▸ Exercise objective
Are you able to quote each entry exactly as written?

========================

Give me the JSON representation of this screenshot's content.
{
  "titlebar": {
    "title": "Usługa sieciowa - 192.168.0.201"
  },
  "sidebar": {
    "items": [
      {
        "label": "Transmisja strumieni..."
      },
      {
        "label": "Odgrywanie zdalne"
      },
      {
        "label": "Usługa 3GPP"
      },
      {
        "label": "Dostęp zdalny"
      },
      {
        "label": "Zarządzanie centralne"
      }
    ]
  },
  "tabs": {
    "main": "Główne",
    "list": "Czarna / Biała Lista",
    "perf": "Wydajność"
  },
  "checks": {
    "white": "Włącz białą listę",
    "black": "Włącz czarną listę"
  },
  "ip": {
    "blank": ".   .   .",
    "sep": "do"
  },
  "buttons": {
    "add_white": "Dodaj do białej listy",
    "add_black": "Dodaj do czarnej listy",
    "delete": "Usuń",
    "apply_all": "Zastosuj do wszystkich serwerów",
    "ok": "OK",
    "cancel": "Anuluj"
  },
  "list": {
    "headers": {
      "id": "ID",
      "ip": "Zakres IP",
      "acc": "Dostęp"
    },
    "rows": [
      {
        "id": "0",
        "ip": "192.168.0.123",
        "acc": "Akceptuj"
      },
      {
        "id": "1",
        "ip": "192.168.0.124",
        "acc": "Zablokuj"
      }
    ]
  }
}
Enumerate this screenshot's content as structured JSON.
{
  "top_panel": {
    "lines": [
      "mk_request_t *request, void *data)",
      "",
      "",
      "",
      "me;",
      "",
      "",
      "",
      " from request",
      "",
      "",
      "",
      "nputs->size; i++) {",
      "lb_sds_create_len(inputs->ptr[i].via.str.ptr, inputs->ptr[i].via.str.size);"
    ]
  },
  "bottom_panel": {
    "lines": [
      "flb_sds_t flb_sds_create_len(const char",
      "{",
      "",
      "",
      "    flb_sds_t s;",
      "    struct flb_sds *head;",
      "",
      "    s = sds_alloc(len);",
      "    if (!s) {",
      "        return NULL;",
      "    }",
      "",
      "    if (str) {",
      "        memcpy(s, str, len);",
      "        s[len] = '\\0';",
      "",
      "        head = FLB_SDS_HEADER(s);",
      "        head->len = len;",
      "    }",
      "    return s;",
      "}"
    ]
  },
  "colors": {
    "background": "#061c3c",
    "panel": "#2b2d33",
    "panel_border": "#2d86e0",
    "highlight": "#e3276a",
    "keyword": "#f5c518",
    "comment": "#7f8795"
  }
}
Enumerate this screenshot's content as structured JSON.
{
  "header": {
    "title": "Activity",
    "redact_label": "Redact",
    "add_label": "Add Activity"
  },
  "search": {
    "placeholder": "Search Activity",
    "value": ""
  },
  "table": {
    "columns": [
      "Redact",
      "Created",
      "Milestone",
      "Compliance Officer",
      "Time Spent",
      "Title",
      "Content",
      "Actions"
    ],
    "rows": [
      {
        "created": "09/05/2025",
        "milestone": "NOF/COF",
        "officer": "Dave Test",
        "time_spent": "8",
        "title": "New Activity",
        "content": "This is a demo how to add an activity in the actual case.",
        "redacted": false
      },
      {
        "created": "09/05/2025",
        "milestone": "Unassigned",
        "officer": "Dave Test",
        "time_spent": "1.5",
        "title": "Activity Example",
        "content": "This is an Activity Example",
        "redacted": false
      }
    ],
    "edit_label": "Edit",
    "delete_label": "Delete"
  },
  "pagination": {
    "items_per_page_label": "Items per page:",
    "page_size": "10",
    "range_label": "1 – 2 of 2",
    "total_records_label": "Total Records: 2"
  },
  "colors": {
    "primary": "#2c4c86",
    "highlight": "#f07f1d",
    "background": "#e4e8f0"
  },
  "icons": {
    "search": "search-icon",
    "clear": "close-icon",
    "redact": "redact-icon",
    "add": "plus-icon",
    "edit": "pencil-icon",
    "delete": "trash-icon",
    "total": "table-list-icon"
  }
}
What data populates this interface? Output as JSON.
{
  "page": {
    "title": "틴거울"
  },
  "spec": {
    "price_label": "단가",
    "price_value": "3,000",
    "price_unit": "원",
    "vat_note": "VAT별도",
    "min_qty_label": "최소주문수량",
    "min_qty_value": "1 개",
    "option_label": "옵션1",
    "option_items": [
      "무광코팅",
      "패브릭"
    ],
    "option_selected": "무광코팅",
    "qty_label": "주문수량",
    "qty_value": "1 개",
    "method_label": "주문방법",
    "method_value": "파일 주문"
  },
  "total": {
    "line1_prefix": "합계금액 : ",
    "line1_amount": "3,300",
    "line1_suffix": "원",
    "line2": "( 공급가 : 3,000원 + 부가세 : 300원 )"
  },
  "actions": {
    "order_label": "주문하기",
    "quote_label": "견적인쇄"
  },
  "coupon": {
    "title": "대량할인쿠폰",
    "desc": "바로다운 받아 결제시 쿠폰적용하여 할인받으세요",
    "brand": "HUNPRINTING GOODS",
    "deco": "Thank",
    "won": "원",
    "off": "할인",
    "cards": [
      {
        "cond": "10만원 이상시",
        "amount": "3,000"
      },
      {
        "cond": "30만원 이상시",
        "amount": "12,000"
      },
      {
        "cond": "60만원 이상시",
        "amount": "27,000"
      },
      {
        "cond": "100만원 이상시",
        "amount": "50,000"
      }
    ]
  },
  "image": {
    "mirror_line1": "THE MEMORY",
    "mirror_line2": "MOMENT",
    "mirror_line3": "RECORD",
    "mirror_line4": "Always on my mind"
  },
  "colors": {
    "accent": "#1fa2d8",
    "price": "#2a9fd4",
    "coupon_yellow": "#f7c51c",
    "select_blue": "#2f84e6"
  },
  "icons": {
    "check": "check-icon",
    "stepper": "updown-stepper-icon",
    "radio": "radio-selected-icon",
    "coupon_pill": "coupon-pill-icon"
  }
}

========================

▸ Result of this exercise
Give me the JSON representation of this screenshot's content.
{
  "titlebar": {
    "title": "Usługa sieciowa - 192.168.0.201"
  },
  "sidebar": {
    "items": [
      {
        "label": "Transmisja strumieni..."
      },
      {
        "label": "Odgrywanie zdalne"
      },
      {
        "label": "Usługa 3GPP"
      },
      {
        "label": "Dostęp zdalny"
      },
      {
        "label": "Zarządzanie centralne"
      }
    ]
  },
  "tabs": {
    "main": "Główne",
    "list": "Czarna / Biała Lista",
    "perf": "Wydajność"
  },
  "checks": {
    "white": "Włącz białą listę",
    "black": "Włącz czarną listę"
  },
  "ip": {
    "blank": ".   .   .",
    "sep": "do"
  },
  "buttons": {
    "add_white": "Dodaj do białej listy",
    "add_black": "Dodaj do czarnej listy",
    "delete": "Usuń",
    "apply_all": "Zastosuj do wszystkich serwerów",
    "ok": "OK",
    "cancel": "Anuluj"
  },
  "list": {
    "headers": {
      "id": "ID",
      "ip": "Zakres IP",
      "acc": "Dostęp"
    },
    "rows": [
      {
        "id": "0",
        "ip": "192.168.0.123",
        "acc": "Akceptuj"
      },
      {
        "id": "1",
        "ip": "192.168.0.124",
        "acc": "Zablokuj"
      }
    ]
  }
}
Enumerate this screenshot's content as structured JSON.
{
  "top_panel": {
    "lines": [
      "mk_request_t *request, void *data)",
      "",
      "",
      "",
      "me;",
      "",
      "",
      "",
      " from request",
      "",
      "",
      "",
      "nputs->size; i++) {",
      "lb_sds_create_len(inputs->ptr[i].via.str.ptr, inputs->ptr[i].via.str.size);"
    ]
  },
  "bottom_panel": {
    "lines": [
      "flb_sds_t flb_sds_create_len(const char",
      "{",
      "",
      "",
      "    flb_sds_t s;",
      "    struct flb_sds *head;",
      "",
      "    s = sds_alloc(len);",
      "    if (!s) {",
      "        return NULL;",
      "    }",
      "",
      "    if (str) {",
      "        memcpy(s, str, len);",
      "        s[len] = '\\0';",
      "",
      "        head = FLB_SDS_HEADER(s);",
      "        head->len = len;",
      "    }",
      "    return s;",
      "}"
    ]
  },
  "colors": {
    "background": "#061c3c",
    "panel": "#2b2d33",
    "panel_border": "#2d86e0",
    "highlight": "#e3276a",
    "keyword": "#f5c518",
    "comment": "#7f8795"
  }
}
Enumerate this screenshot's content as structured JSON.
{
  "header": {
    "title": "Activity",
    "redact_label": "Redact",
    "add_label": "Add Activity"
  },
  "search": {
    "placeholder": "Search Activity",
    "value": ""
  },
  "table": {
    "columns": [
      "Redact",
      "Created",
      "Milestone",
      "Compliance Officer",
      "Time Spent",
      "Title",
      "Content",
      "Actions"
    ],
    "rows": [
      {
        "created": "09/05/2025",
        "milestone": "NOF/COF",
        "officer": "Dave Test",
        "time_spent": "8",
        "title": "New Activity",
        "content": "This is a demo how to add an activity in the actual case.",
        "redacted": false
      },
      {
        "created": "09/05/2025",
        "milestone": "Unassigned",
        "officer": "Dave Test",
        "time_spent": "1.5",
        "title": "Activity Example",
        "content": "This is an Activity Example",
        "redacted": false
      }
    ],
    "edit_label": "Edit",
    "delete_label": "Delete"
  },
  "pagination": {
    "items_per_page_label": "Items per page:",
    "page_size": "10",
    "range_label": "1 – 2 of 2",
    "total_records_label": "Total Records: 2"
  },
  "colors": {
    "primary": "#2c4c86",
    "highlight": "#f07f1d",
    "background": "#e4e8f0"
  },
  "icons": {
    "search": "search-icon",
    "clear": "close-icon",
    "redact": "redact-icon",
    "add": "plus-icon",
    "edit": "pencil-icon",
    "delete": "trash-icon",
    "total": "table-list-icon"
  }
}
What data populates this interface? Output as JSON.
{
  "page": {
    "title": "틴거울"
  },
  "spec": {
    "price_label": "단가",
    "price_value": "3,000",
    "price_unit": "원",
    "vat_note": "VAT별도",
    "min_qty_label": "최소주문수량",
    "min_qty_value": "1 개",
    "option_label": "옵션1",
    "option_items": [
      "무광코팅",
      "패브릭"
    ],
    "option_selected": "무광코팅",
    "qty_label": "주문수량",
    "qty_value": "1 개",
    "method_label": "주문방법",
    "method_value": "파일 주문"
  },
  "total": {
    "line1_prefix": "합계금액 : ",
    "line1_amount": "3,300",
    "line1_suffix": "원",
    "line2": "( 공급가 : 3,000원 + 부가세 : 300원 )"
  },
  "actions": {
    "order_label": "주문하기",
    "quote_label": "견적인쇄"
  },
  "coupon": {
    "title": "대량할인쿠폰",
    "desc": "바로다운 받아 결제시 쿠폰적용하여 할인받으세요",
    "brand": "HUNPRINTING GOODS",
    "deco": "Thank",
    "won": "원",
    "off": "할인",
    "cards": [
      {
        "cond": "10만원 이상시",
        "amount": "3,000"
      },
      {
        "cond": "30만원 이상시",
        "amount": "12,000"
      },
      {
        "cond": "60만원 이상시",
        "amount": "27,000"
      },
      {
        "cond": "100만원 이상시",
        "amount": "50,000"
      }
    ]
  },
  "image": {
    "mirror_line1": "THE MEMORY",
    "mirror_line2": "MOMENT",
    "mirror_line3": "RECORD",
    "mirror_line4": "Always on my mind"
  },
  "colors": {
    "accent": "#1fa2d8",
    "price": "#2a9fd4",
    "coupon_yellow": "#f7c51c",
    "select_blue": "#2f84e6"
  },
  "icons": {
    "check": "check-icon",
    "stepper": "updown-stepper-icon",
    "radio": "radio-selected-icon",
    "coupon_pill": "coupon-pill-icon"
  }
}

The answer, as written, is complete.